:: TASK DIRECTIONS ::
Copy every line in the records below that contains the word "text".

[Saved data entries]
◆ ◆ ◆ ◆
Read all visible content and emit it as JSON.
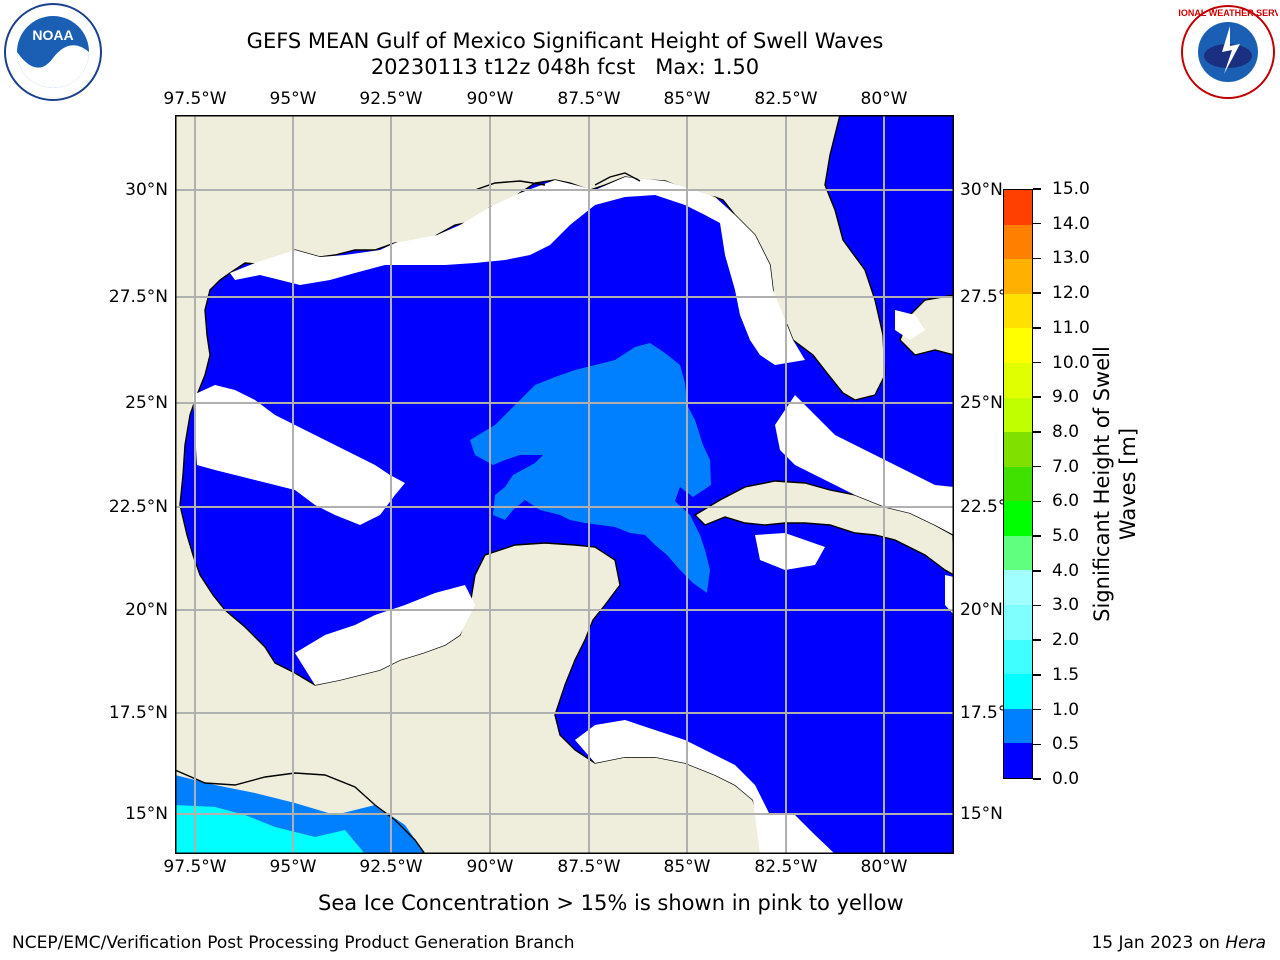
{
  "header": {
    "title": "GEFS MEAN Gulf of Mexico Significant Height of Swell Waves",
    "subtitle": "20230113 t12z 048h fcst   Max: 1.50",
    "logo_left": {
      "icon": "noaa-logo",
      "text": "NOAA"
    },
    "logo_right": {
      "icon": "national-weather-service-logo",
      "text": "NATIONAL WEATHER SERVICE"
    }
  },
  "map": {
    "lon_labels": [
      "97.5°W",
      "95°W",
      "92.5°W",
      "90°W",
      "87.5°W",
      "85°W",
      "82.5°W",
      "80°W"
    ],
    "lat_labels": [
      "30°N",
      "27.5°N",
      "25°N",
      "22.5°N",
      "20°N",
      "17.5°N",
      "15°N"
    ],
    "right_lat_labels": [
      "30°N",
      "27.5°",
      "25°N",
      "22.5°",
      "20°N",
      "17.5°",
      "15°N"
    ],
    "extent": {
      "lon": [
        -98,
        -78.2
      ],
      "lat": [
        14,
        31.7
      ]
    },
    "land_color": "#efeedd",
    "grid": true
  },
  "colorbar": {
    "label": "Significant Height of Swell Waves [m]",
    "ticks": [
      "0.0",
      "0.5",
      "1.0",
      "1.5",
      "2.0",
      "3.0",
      "4.0",
      "5.0",
      "6.0",
      "7.0",
      "8.0",
      "9.0",
      "10.0",
      "11.0",
      "12.0",
      "13.0",
      "14.0",
      "15.0"
    ],
    "colors": [
      "#0000ff",
      "#0080ff",
      "#00ffff",
      "#40ffff",
      "#80ffff",
      "#a0ffff",
      "#60ff80",
      "#00ff00",
      "#40e000",
      "#80e000",
      "#c0ff00",
      "#e0ff00",
      "#ffff00",
      "#ffe000",
      "#ffb000",
      "#ff8000",
      "#ff4000",
      "#ff0000"
    ]
  },
  "caption": "Sea Ice Concentration > 15% is shown in pink to yellow",
  "footer": {
    "left": "NCEP/EMC/Verification Post Processing Product Generation Branch",
    "right_prefix": "15 Jan 2023 on ",
    "right_italic": "Hera"
  }
}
◆ ◆ ◆ ◆
:: FINISHED ANSWER ::
      "text": "NOAA"
      "text": "NATIONAL WEATHER SERVICE"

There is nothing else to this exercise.